The task:
Repeat the records exactly. Every line must match.

Data:

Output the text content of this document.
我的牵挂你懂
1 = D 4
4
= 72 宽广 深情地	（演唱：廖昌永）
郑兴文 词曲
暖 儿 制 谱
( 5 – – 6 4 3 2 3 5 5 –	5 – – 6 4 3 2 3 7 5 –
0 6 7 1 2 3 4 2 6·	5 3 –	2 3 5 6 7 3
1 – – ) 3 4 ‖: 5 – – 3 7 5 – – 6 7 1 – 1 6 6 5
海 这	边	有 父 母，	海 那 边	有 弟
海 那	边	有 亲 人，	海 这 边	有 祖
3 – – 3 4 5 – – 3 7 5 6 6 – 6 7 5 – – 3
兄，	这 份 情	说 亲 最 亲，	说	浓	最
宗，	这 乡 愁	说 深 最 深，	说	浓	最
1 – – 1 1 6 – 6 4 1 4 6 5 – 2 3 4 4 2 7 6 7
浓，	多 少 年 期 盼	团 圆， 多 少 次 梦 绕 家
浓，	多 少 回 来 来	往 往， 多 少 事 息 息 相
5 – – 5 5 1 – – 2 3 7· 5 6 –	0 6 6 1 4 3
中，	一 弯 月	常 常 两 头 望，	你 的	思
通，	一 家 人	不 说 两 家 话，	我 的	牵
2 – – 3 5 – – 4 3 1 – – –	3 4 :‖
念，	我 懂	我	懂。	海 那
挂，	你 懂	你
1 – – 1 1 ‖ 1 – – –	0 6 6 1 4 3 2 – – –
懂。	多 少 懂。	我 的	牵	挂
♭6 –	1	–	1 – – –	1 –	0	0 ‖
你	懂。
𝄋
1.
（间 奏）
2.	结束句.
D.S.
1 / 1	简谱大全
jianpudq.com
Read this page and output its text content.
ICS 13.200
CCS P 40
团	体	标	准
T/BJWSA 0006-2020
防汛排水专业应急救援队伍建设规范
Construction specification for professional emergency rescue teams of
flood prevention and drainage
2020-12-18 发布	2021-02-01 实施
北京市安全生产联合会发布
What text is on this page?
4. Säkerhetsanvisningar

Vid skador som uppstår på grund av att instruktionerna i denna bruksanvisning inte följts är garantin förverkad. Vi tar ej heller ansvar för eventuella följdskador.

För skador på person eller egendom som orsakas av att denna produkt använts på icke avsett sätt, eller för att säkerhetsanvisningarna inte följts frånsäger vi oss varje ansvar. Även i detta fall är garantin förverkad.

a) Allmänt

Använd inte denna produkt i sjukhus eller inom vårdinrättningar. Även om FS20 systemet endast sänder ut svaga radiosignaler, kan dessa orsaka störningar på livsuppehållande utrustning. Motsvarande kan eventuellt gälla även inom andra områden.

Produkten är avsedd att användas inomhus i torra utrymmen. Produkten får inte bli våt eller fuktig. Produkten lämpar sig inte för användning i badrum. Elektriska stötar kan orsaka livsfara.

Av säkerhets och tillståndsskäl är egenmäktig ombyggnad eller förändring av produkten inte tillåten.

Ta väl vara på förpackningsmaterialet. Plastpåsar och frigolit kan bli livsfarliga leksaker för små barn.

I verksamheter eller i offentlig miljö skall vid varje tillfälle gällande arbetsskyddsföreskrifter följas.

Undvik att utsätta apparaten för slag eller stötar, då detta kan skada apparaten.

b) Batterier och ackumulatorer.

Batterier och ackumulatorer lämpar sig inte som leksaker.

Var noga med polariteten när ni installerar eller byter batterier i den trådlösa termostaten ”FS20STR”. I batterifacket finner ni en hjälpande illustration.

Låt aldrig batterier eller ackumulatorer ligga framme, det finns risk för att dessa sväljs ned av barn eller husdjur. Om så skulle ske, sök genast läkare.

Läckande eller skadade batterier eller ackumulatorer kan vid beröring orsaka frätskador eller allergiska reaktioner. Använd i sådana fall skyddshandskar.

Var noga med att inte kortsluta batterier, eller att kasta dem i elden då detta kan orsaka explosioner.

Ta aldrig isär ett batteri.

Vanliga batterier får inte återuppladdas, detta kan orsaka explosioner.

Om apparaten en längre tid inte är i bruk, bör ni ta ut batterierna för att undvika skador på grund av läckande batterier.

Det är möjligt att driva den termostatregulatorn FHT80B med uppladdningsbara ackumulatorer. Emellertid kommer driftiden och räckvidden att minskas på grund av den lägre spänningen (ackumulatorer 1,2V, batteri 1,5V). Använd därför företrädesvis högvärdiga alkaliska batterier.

Exercise response:
Output the text content of this document.
我的牵挂你懂
1 = D 4
4
= 72 宽广 深情地	（演唱：廖昌永）
郑兴文 词曲
暖 儿 制 谱
( 5 – – 6 4 3 2 3 5 5 –	5 – – 6 4 3 2 3 7 5 –
0 6 7 1 2 3 4 2 6·	5 3 –	2 3 5 6 7 3
1 – – ) 3 4 ‖: 5 – – 3 7 5 – – 6 7 1 – 1 6 6 5
海 这	边	有 父 母，	海 那 边	有 弟
海 那	边	有 亲 人，	海 这 边	有 祖
3 – – 3 4 5 – – 3 7 5 6 6 – 6 7 5 – – 3
兄，	这 份 情	说 亲 最 亲，	说	浓	最
宗，	这 乡 愁	说 深 最 深，	说	浓	最
1 – – 1 1 6 – 6 4 1 4 6 5 – 2 3 4 4 2 7 6 7
浓，	多 少 年 期 盼	团 圆， 多 少 次 梦 绕 家
浓，	多 少 回 来 来	往 往， 多 少 事 息 息 相
5 – – 5 5 1 – – 2 3 7· 5 6 –	0 6 6 1 4 3
中，	一 弯 月	常 常 两 头 望，	你 的	思
通，	一 家 人	不 说 两 家 话，	我 的	牵
2 – – 3 5 – – 4 3 1 – – –	3 4 :‖
念，	我 懂	我	懂。	海 那
挂，	你 懂	你
1 – – 1 1 ‖ 1 – – –	0 6 6 1 4 3 2 – – –
懂。	多 少 懂。	我 的	牵	挂
♭6 –	1	–	1 – – –	1 –	0	0 ‖
你	懂。
𝄋
1.
（间 奏）
2.	结束句.
D.S.
1 / 1	简谱大全
jianpudq.com
Read this page and output its text content.
ICS 13.200
CCS P 40
团	体	标	准
T/BJWSA 0006-2020
防汛排水专业应急救援队伍建设规范
Construction specification for professional emergency rescue teams of
flood prevention and drainage
2020-12-18 发布	2021-02-01 实施
北京市安全生产联合会发布
What text is on this page?
4. Säkerhetsanvisningar

Vid skador som uppstår på grund av att instruktionerna i denna bruksanvisning inte följts är garantin förverkad. Vi tar ej heller ansvar för eventuella följdskador.

För skador på person eller egendom som orsakas av att denna produkt använts på icke avsett sätt, eller för att säkerhetsanvisningarna inte följts frånsäger vi oss varje ansvar. Även i detta fall är garantin förverkad.

a) Allmänt

Använd inte denna produkt i sjukhus eller inom vårdinrättningar. Även om FS20 systemet endast sänder ut svaga radiosignaler, kan dessa orsaka störningar på livsuppehållande utrustning. Motsvarande kan eventuellt gälla även inom andra områden.

Produkten är avsedd att användas inomhus i torra utrymmen. Produkten får inte bli våt eller fuktig. Produkten lämpar sig inte för användning i badrum. Elektriska stötar kan orsaka livsfara.

Av säkerhets och tillståndsskäl är egenmäktig ombyggnad eller förändring av produkten inte tillåten.

Ta väl vara på förpackningsmaterialet. Plastpåsar och frigolit kan bli livsfarliga leksaker för små barn.

I verksamheter eller i offentlig miljö skall vid varje tillfälle gällande arbetsskyddsföreskrifter följas.

Undvik att utsätta apparaten för slag eller stötar, då detta kan skada apparaten.

b) Batterier och ackumulatorer.

Batterier och ackumulatorer lämpar sig inte som leksaker.

Var noga med polariteten när ni installerar eller byter batterier i den trådlösa termostaten ”FS20STR”. I batterifacket finner ni en hjälpande illustration.

Låt aldrig batterier eller ackumulatorer ligga framme, det finns risk för att dessa sväljs ned av barn eller husdjur. Om så skulle ske, sök genast läkare.

Läckande eller skadade batterier eller ackumulatorer kan vid beröring orsaka frätskador eller allergiska reaktioner. Använd i sådana fall skyddshandskar.

Var noga med att inte kortsluta batterier, eller att kasta dem i elden då detta kan orsaka explosioner.

Ta aldrig isär ett batteri.

Vanliga batterier får inte återuppladdas, detta kan orsaka explosioner.

Om apparaten en längre tid inte är i bruk, bör ni ta ut batterierna för att undvika skador på grund av läckande batterier.

Det är möjligt att driva den termostatregulatorn FHT80B med uppladdningsbara ackumulatorer. Emellertid kommer driftiden och räckvidden att minskas på grund av den lägre spänningen (ackumulatorer 1,2V, batteri 1,5V). Använd därför företrädesvis högvärdiga alkaliska batterier.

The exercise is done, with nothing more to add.